**MATERIAL SHOWN:**
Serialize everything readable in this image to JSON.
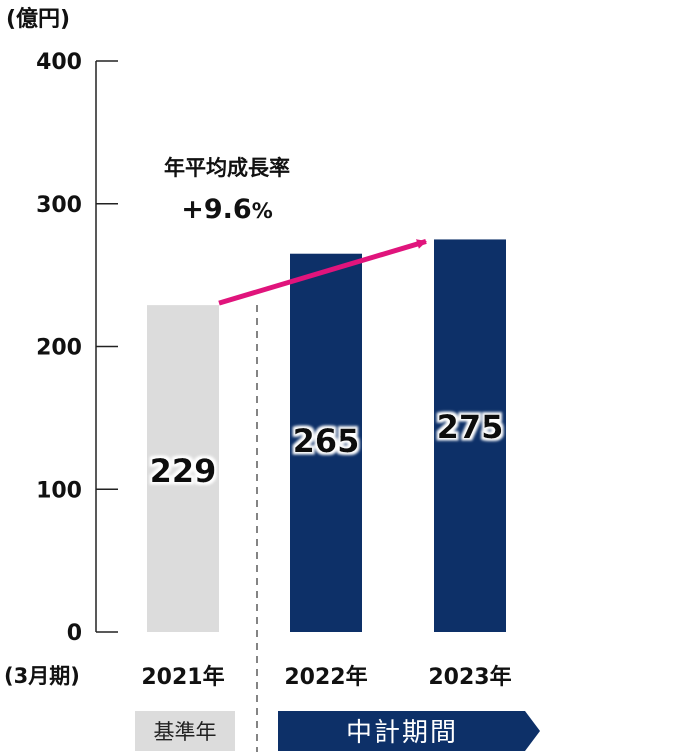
{
  "chart_data": {
    "type": "bar",
    "unit_label": "(億円)",
    "x_axis_label": "(3月期)",
    "categories": [
      "2021年",
      "2022年",
      "2023年"
    ],
    "values": [
      229,
      265,
      275
    ],
    "bar_colors": [
      "#dcdcdc",
      "#0d3068",
      "#0d3068"
    ],
    "ylim": [
      0,
      400
    ],
    "yticks": [
      0,
      100,
      200,
      300,
      400
    ],
    "annotation": {
      "title": "年平均成長率",
      "value": "+9.6",
      "percent_sign": "%",
      "arrow_color": "#e0147c"
    },
    "period_labels": {
      "base": "基準年",
      "plan": "中計期間",
      "base_color": "#dcdcdc",
      "plan_color": "#0d3068"
    }
  }
}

**WHAT THE TASK REQUIRES:**
Repeat every record above exactly, but leave out any pictures.

**EXERCISE ANSWER:**
Serialize everything readable in this image to JSON.
{
  "chart_data": {
    "type": "bar",
    "unit_label": "(億円)",
    "x_axis_label": "(3月期)",
    "categories": [
      "2021年",
      "2022年",
      "2023年"
    ],
    "values": [
      229,
      265,
      275
    ],
    "bar_colors": [
      "#dcdcdc",
      "#0d3068",
      "#0d3068"
    ],
    "ylim": [
      0,
      400
    ],
    "yticks": [
      0,
      100,
      200,
      300,
      400
    ],
    "annotation": {
      "title": "年平均成長率",
      "value": "+9.6",
      "percent_sign": "%",
      "arrow_color": "#e0147c"
    },
    "period_labels": {
      "base": "基準年",
      "plan": "中計期間",
      "base_color": "#dcdcdc",
      "plan_color": "#0d3068"
    }
  }
}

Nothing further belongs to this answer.